**YOUR OBJECTIVE**
Look through the data below. Collect every line where the word "Platform" occurs.

# EXTRACTED RECORDS start

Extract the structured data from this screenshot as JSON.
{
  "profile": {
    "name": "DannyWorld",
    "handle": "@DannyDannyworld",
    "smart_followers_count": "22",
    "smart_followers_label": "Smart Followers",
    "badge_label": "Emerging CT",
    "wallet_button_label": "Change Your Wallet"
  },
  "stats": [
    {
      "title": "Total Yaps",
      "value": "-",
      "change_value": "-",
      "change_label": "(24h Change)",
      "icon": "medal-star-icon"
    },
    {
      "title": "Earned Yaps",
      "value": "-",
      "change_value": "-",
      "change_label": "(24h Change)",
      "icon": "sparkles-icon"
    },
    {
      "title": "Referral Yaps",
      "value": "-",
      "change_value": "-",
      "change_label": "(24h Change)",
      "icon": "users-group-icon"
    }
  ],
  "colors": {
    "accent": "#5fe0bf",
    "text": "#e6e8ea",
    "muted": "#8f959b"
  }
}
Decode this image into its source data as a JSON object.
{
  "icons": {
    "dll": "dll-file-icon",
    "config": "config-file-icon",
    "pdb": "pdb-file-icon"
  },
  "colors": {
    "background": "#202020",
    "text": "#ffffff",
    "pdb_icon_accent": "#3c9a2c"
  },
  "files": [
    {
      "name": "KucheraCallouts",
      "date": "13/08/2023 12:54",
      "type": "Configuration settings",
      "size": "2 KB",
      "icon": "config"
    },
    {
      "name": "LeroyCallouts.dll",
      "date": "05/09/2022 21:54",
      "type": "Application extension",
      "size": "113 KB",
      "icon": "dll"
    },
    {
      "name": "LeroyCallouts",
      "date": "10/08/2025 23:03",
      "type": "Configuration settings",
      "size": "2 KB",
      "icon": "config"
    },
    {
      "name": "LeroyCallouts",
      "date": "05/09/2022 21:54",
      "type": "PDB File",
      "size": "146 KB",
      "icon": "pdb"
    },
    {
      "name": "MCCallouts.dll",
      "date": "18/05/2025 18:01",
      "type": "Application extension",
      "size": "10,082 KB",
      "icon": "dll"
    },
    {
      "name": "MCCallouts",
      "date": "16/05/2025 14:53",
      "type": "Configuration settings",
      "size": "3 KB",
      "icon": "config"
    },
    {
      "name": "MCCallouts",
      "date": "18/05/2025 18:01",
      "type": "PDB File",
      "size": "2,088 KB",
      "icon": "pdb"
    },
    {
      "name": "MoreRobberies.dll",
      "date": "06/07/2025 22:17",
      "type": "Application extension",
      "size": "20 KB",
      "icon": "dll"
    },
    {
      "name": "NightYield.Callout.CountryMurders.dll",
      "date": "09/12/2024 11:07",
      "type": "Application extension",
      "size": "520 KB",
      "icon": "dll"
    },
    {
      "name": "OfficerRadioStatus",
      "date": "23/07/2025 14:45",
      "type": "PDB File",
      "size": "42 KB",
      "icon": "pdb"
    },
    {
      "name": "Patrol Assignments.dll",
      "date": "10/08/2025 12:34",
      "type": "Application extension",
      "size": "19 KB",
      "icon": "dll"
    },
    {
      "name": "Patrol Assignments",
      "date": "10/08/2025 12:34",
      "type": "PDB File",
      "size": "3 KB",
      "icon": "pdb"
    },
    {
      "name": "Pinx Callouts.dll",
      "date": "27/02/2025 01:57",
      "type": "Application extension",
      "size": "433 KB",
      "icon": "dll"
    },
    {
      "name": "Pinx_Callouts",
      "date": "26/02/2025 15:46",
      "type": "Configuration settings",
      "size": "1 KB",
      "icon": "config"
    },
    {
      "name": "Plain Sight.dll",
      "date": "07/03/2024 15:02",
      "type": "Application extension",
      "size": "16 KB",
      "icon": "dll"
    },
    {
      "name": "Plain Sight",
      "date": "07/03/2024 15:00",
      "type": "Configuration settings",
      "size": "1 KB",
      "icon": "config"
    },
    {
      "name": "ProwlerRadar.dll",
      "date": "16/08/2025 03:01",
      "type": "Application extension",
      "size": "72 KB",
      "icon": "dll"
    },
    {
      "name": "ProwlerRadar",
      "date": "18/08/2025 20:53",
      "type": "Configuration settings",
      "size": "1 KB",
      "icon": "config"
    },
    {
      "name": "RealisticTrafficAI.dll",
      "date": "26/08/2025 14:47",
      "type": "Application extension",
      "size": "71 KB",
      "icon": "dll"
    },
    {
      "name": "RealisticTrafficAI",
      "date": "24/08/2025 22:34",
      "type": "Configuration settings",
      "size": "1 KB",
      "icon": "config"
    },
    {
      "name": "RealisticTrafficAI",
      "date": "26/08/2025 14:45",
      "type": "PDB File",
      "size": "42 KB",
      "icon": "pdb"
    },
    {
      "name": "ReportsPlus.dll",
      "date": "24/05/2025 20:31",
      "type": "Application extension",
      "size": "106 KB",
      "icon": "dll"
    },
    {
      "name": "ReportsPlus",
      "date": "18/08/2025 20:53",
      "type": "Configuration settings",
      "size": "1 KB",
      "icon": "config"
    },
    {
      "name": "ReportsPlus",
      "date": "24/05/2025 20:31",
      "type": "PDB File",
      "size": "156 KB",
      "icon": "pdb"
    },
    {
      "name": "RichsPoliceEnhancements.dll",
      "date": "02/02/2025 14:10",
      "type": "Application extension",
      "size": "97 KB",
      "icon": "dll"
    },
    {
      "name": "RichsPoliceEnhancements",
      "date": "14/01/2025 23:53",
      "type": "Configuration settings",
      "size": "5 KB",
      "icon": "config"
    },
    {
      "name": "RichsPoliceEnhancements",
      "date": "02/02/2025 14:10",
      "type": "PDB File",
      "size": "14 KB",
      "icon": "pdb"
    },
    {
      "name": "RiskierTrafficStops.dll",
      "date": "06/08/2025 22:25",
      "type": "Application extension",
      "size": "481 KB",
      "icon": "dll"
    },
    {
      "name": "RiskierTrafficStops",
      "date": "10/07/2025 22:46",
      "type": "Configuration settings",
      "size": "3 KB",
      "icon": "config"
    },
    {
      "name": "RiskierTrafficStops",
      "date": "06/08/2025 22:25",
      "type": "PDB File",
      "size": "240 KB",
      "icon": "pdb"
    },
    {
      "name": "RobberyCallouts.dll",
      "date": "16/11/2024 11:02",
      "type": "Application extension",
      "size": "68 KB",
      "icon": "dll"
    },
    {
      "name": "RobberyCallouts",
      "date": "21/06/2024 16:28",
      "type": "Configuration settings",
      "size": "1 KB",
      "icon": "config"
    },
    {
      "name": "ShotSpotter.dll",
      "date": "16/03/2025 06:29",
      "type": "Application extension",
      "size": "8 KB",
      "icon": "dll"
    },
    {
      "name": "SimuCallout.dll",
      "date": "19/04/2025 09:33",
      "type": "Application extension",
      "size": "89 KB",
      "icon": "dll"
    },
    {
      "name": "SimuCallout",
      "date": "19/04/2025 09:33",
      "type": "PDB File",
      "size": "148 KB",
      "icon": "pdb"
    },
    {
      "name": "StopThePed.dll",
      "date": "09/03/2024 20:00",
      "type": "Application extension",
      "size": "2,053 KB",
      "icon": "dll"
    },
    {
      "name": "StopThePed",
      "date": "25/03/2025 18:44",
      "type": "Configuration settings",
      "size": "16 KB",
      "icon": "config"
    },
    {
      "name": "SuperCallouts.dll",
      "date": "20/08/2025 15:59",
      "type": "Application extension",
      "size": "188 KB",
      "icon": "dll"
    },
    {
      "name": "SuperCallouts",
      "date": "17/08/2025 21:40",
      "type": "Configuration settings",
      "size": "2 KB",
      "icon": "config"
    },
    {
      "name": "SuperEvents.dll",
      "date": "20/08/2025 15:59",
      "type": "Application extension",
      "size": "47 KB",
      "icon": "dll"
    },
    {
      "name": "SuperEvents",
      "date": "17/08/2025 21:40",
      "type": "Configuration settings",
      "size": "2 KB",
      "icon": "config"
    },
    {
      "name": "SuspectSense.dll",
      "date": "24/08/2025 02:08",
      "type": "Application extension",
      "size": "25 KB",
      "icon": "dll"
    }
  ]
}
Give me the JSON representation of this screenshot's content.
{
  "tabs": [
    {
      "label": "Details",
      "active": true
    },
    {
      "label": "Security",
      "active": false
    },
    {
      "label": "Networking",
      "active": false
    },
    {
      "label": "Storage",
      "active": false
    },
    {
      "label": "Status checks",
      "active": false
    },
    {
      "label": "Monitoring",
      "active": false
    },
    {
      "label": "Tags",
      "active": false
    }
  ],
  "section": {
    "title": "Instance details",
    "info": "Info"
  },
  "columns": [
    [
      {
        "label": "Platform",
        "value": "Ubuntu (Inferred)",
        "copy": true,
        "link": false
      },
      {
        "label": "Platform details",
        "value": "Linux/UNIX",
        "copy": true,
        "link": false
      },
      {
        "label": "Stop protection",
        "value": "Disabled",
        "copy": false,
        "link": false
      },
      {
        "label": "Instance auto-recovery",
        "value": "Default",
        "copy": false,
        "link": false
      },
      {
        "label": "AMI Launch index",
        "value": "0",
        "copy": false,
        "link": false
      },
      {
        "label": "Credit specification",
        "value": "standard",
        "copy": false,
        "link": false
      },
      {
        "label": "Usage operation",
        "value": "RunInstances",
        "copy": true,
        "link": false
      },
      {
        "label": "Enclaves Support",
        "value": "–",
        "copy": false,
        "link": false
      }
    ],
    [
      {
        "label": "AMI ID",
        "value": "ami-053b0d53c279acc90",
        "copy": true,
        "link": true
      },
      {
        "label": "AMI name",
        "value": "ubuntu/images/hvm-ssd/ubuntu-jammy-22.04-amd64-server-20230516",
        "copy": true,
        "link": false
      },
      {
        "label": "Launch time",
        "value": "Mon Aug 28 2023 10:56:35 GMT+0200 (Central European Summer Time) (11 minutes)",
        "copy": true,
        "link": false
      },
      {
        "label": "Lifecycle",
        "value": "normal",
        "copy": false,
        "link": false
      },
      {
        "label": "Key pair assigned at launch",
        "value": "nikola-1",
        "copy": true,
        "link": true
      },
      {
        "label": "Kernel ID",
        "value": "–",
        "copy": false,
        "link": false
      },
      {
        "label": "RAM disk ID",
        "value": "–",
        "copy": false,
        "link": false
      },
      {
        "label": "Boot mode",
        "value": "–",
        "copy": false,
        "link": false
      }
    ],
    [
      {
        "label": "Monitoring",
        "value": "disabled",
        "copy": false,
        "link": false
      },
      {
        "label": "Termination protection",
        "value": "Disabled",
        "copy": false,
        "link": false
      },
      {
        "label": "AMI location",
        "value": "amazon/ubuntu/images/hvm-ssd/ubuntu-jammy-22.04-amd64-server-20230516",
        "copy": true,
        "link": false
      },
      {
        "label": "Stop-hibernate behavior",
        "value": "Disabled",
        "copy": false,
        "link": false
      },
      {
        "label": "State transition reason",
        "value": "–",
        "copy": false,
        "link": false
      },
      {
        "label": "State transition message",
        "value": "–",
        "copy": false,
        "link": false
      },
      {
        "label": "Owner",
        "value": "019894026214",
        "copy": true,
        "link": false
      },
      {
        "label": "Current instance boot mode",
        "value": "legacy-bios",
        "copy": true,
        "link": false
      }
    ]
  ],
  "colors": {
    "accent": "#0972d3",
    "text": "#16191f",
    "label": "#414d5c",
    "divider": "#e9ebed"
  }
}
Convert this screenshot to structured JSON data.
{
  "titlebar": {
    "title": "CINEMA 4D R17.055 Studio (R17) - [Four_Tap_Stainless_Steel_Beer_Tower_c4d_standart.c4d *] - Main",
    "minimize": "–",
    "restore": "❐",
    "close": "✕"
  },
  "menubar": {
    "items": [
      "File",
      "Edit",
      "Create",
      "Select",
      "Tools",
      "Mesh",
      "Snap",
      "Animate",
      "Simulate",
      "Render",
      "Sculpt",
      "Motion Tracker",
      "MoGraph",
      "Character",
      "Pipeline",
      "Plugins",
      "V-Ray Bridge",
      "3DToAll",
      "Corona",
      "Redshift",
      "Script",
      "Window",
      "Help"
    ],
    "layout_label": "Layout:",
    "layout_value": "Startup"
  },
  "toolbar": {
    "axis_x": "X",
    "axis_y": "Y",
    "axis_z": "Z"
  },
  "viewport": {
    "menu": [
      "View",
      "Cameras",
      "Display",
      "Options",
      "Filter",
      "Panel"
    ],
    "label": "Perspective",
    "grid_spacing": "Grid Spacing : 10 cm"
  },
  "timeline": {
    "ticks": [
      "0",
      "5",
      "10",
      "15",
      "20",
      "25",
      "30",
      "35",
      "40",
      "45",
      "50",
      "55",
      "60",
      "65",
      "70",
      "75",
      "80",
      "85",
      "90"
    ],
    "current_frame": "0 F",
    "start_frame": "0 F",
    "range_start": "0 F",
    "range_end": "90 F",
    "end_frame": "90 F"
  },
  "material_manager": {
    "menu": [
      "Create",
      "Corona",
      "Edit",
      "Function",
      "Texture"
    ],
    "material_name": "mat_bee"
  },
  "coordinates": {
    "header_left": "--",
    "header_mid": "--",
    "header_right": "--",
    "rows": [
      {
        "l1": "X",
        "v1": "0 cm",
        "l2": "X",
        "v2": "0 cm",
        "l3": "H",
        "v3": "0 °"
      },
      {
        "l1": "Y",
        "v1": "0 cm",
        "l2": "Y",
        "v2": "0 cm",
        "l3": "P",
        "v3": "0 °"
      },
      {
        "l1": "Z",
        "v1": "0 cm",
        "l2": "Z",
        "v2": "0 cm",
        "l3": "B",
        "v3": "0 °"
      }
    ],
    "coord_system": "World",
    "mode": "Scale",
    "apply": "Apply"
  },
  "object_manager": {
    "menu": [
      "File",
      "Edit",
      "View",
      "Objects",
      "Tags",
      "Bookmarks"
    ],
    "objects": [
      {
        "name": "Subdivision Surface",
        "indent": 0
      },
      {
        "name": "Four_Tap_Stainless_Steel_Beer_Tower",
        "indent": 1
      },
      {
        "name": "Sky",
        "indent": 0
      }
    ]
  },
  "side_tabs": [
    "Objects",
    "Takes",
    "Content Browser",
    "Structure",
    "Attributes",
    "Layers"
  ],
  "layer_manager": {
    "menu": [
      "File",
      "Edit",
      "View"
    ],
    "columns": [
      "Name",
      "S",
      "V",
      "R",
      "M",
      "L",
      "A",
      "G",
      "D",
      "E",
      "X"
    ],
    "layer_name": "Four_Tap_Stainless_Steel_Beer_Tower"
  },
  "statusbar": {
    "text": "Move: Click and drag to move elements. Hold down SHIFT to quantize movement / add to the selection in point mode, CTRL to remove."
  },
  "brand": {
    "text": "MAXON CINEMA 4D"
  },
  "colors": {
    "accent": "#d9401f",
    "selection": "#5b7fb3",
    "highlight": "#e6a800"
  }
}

# EXTRACTED RECORDS end

**EXERCISE OUTPUT**
        "label": "Platform",
        "label": "Platform details",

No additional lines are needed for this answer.